> _Belge alıntısı_

Benzer bir şekilde, sosyo-ekonomik ve kültürel durumun yeni besinlere maruz kalma fırsatını etkilemesi olasıdır; örneğin, daha iyi gelir durumu ev dışı yemek imkânı; daha iyi eğitim durumu, kültürel mutfaklar hakkında daha fazla bilgi sahibi olma imkânı sağlar. Belirli bir bilgi birikiminin yeni besinleri denemek için istekliliği arttırdığına dair önemli kanıtlar vardır (Flight, 2003).

(4)

Bu çalışmanın amacı; besin neofobi ölçeğini kullanarak (Food Neofobia Scale-FNS), sosyo-ekonomik ve kültürel seviyesi yüksek olduğu düşünülen akademisyenlerin yeni besinlere karşı yaklaşımlarını değerlendirmek ve yeni besinlere yaklaşımını etkileyebilecek faktörleri ve yeni besin korkusunu etkileyen birçok etkenin birbirleriyle ilişkisini tek ve çok değişkenli istatistiksel analizlerle saptamaya çalışmaktır.

2. Gereç ve Yöntem

Bu çalışmanın evrenini Başkent Üniversitesi Bağlıca Kampüsü’nde tüm fakülte ve bölümlerde çalışan akademik personel oluşturmaktadır. Çalışma, Eylül 2019 – Ocak 2020 tarihleri arasında çalışmaya katılmayı gönüllü olarak kabul eden farklı fakülte ve bölümlerin akademik personelinden 173 kadın ve 63 erkek birey olmak üzere toplamda 236 yetişkin bireyde yürütülmüştür. Bu nedenle örneklem seçim yöntemine gidilmemiştir.

Bu çalışma için, Başkent Üniversitesi Tıp ve Sağlık Bilimleri Araştırma Kurulu tarafından 15.10.2019 tarihli 94603339-604.01.02/36626 sayılı karar ile proje onayı alınmıştır.

> _Alıştırma görevi A_
Kayıtlarda "line" dizesini içeren satırların hepsini derleyin. Büyük ve küçük harf ayrımını dikkate alın.

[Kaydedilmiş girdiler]

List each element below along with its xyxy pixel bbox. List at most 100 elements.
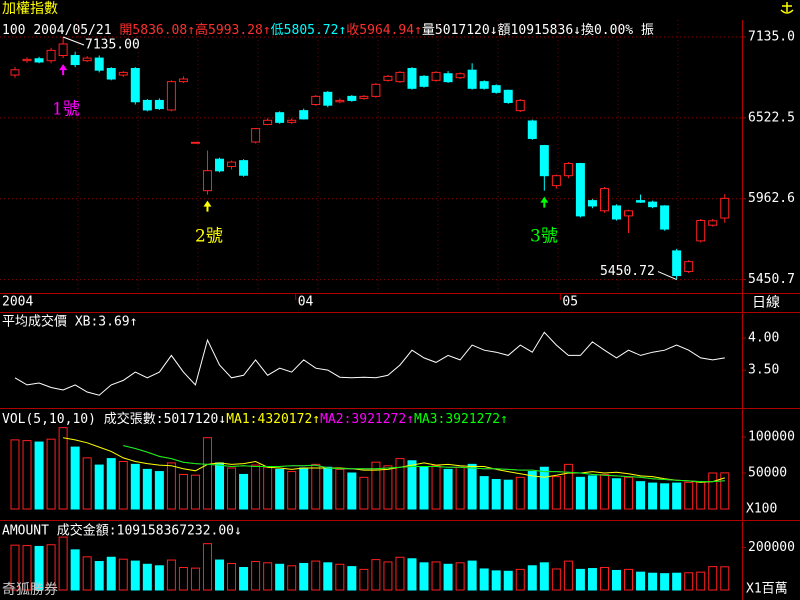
candle-body (10, 69, 20, 76)
candle-body (371, 83, 381, 97)
annotation: 2號 (195, 227, 223, 247)
volume-bar (275, 468, 285, 510)
panel-title: 平均成交價 XB:3.69↑ (2, 314, 137, 330)
volume-bar (70, 549, 80, 591)
arrow (540, 196, 549, 208)
icon (780, 2, 794, 14)
candle-body (335, 99, 345, 103)
candle-body (275, 112, 285, 123)
volume-bar (503, 570, 513, 591)
volume-bar (202, 543, 212, 591)
candle-body (672, 250, 682, 277)
candle-body (684, 261, 694, 272)
y-tick-label: 100000 (748, 430, 795, 445)
ma-line (63, 437, 725, 483)
candle-body (215, 158, 225, 172)
candle-body (106, 67, 116, 80)
volume-bar (178, 566, 188, 591)
candle-body (311, 95, 321, 105)
candle-body (34, 58, 44, 63)
volume-bar (467, 560, 477, 591)
volume-bar (215, 559, 225, 591)
candle-body (383, 75, 393, 81)
volume-bar (491, 570, 501, 591)
volume-bar (515, 476, 525, 510)
annotation: 3號 (530, 227, 558, 247)
x-tick-label: 04 (298, 295, 314, 310)
volume-bar (660, 483, 670, 510)
open: 開5836.08↑ (119, 23, 195, 38)
volume-bar (130, 560, 140, 591)
volume-bar (407, 558, 417, 591)
volume-bar (587, 475, 597, 510)
volume-bar (34, 441, 44, 510)
title: 加權指數 (2, 1, 58, 17)
volume-bar (154, 565, 164, 591)
volume-bar (299, 562, 309, 591)
candle-body (94, 57, 104, 71)
volume-bar (684, 481, 694, 510)
candle-body (479, 81, 489, 89)
volume-bar (130, 463, 140, 510)
candle-body (503, 89, 513, 103)
candle-body (347, 95, 357, 101)
candle-body (563, 163, 573, 177)
volume-bar (443, 563, 453, 591)
y-tick-label: 4.00 (748, 331, 779, 346)
volume-bar (636, 571, 646, 591)
candle-body (551, 175, 561, 187)
panel-frame (0, 20, 800, 600)
volume-bar (70, 446, 80, 510)
candle-body (648, 201, 658, 208)
panel-title: AMOUNT 成交金額:109158367232.00↓ (2, 523, 242, 539)
candle-body (467, 69, 477, 89)
volume-bar (539, 466, 549, 510)
volume-bar (239, 566, 249, 591)
candle-body (660, 205, 670, 230)
volume-bar (599, 473, 609, 510)
candle-body (22, 58, 32, 62)
volume-bar (720, 566, 730, 591)
candle-body (154, 99, 164, 110)
volume-bar (515, 568, 525, 591)
candle-body (263, 119, 273, 125)
volume-bar (263, 562, 273, 591)
candle-body (708, 220, 718, 226)
y-tick-label: 6522.5 (748, 110, 795, 125)
volume-bar (708, 472, 718, 510)
ma-line (123, 445, 725, 483)
y-tick-label: 50000 (748, 466, 787, 481)
volume-bar (251, 464, 261, 510)
volume-bar (22, 545, 32, 591)
candle-body (166, 81, 176, 111)
volume-bar (335, 468, 345, 510)
candle-body (455, 73, 465, 79)
volume-bar (660, 573, 670, 591)
y-tick-label: 3.50 (748, 363, 779, 378)
watermark: 奇狐勝券 (2, 581, 58, 598)
candle-body (431, 71, 441, 81)
volume-bar (491, 478, 501, 510)
low: 低5805.72↑ (271, 23, 347, 38)
volume-bar (359, 476, 369, 510)
volume-bar (696, 571, 706, 591)
volume-bar (287, 565, 297, 591)
volume-bar (612, 478, 621, 510)
volume-bar (551, 568, 561, 591)
volume-bar (443, 468, 453, 510)
candle-body (299, 110, 309, 120)
volume-bar (551, 476, 561, 510)
volume-bar (46, 438, 56, 510)
volume-bar (166, 559, 176, 591)
volume-bar (46, 544, 56, 591)
candle-body (46, 49, 56, 62)
legend-entry: MA3:3921272↑ (414, 412, 508, 427)
volume-bar (527, 565, 537, 591)
volume-bar (142, 468, 152, 510)
candle-body (575, 163, 585, 217)
vol-title: VOL(5,10,10) 成交張數:5017120↓ (2, 411, 226, 427)
volume-bar (431, 465, 441, 510)
candle-body (190, 141, 200, 144)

> _Alıştırma görevi B_
Besin neofobisi metnine göre çalışmada neden örneklem seçim yöntemine gidilmemiştir?

> _Tam yanıt A_
ma-line (63, 437, 725, 483)
ma-line (123, 445, 725, 483)

> _Tam yanıt B_
Çalışma, Eylül 2019 – Ocak 2020 tarihleri arasında katılmayı gönüllü olarak kabul eden farklı fakülte ve bölümlerin akademik personeliyle yürütülmüştür. Bu personel 173 kadın ve 63 erkek olmak üzere toplam 236 yetişkin bireyden oluşmaktadır. Metin, örneklem seçim yöntemine gidilmemesini bu duruma dayandırmaktadır.